Enunciado
Explique, con base en el texto sobre la escucha, por qué no debemos dar por supuesto ni anticiparnos a lo que dice el otro. Responda en una a tres oraciones.

Texto del documento
-- -- --
No escuchar es apresar y quedar apresado por las palabras enunciadas, no atender al sentido, ni a la orientación, ni a lo que persiguen, ni a lo que buscan, fijar lo señalado, bloqueándolo.
Hay sin embargo quien es capaz de tal cordialidad, de tal hospitalidad, de tal inteligencia, que se hace cargo del decir del otro y no solo de lo dicho, o de lo que dice. Escuchar es interesarse por el quién del otro, por lo que le constituye y le hace singular. Para ello hemos de no dar por supuesto, ni anticiparnos a lo que dice, suponiendo lo que quiere decir. Se precisa una suerte de puesta en suspenso, hacer un silencio que acalle los ruidos y abrirnos generosamente al decir de los demás.
-- -- --
Registros proporcionados
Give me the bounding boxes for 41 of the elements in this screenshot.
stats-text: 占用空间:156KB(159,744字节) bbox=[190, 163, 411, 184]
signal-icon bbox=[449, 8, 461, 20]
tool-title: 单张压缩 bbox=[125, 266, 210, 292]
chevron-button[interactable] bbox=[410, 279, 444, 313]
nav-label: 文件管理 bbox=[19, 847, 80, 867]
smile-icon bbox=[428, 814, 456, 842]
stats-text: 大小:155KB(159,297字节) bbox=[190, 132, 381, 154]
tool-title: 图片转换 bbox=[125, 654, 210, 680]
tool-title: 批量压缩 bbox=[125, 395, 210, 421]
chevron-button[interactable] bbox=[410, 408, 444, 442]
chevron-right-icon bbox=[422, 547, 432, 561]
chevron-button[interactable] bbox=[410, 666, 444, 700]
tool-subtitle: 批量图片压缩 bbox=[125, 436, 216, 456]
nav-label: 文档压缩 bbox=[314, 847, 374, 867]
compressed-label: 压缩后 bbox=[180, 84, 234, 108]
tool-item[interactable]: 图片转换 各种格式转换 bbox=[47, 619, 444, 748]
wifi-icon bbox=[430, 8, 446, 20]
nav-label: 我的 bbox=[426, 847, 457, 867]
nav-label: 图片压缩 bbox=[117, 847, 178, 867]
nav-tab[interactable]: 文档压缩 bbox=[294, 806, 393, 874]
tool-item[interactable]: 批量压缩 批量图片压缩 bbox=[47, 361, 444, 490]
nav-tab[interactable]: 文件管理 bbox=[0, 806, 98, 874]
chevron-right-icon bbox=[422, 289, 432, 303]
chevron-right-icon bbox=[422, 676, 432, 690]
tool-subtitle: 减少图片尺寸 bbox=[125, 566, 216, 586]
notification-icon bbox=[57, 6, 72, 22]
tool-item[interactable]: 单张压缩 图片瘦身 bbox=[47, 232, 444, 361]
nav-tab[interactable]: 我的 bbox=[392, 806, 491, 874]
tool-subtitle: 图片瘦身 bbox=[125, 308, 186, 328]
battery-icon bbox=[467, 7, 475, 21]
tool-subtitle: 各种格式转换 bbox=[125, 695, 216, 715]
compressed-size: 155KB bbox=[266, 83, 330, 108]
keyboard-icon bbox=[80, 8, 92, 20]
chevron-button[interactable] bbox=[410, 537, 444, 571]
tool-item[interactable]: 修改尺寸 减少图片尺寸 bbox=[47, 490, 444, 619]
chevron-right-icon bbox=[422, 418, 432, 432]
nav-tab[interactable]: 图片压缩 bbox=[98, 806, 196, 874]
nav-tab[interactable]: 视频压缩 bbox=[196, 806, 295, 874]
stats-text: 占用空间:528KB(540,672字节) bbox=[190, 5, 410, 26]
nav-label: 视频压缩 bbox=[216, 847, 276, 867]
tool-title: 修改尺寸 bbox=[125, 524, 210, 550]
-- -- --
Respuesta redactada
Según el texto, escuchar es interesarse por el quién del otro, por lo que le constituye y le hace singular. Para lograrlo no debemos dar por supuesto ni anticiparnos a lo que dice, suponiendo lo que quiere decir. Se precisa, en cambio, una puesta en suspenso, un silencio que acalle los ruidos y una apertura generosa al decir de los demás.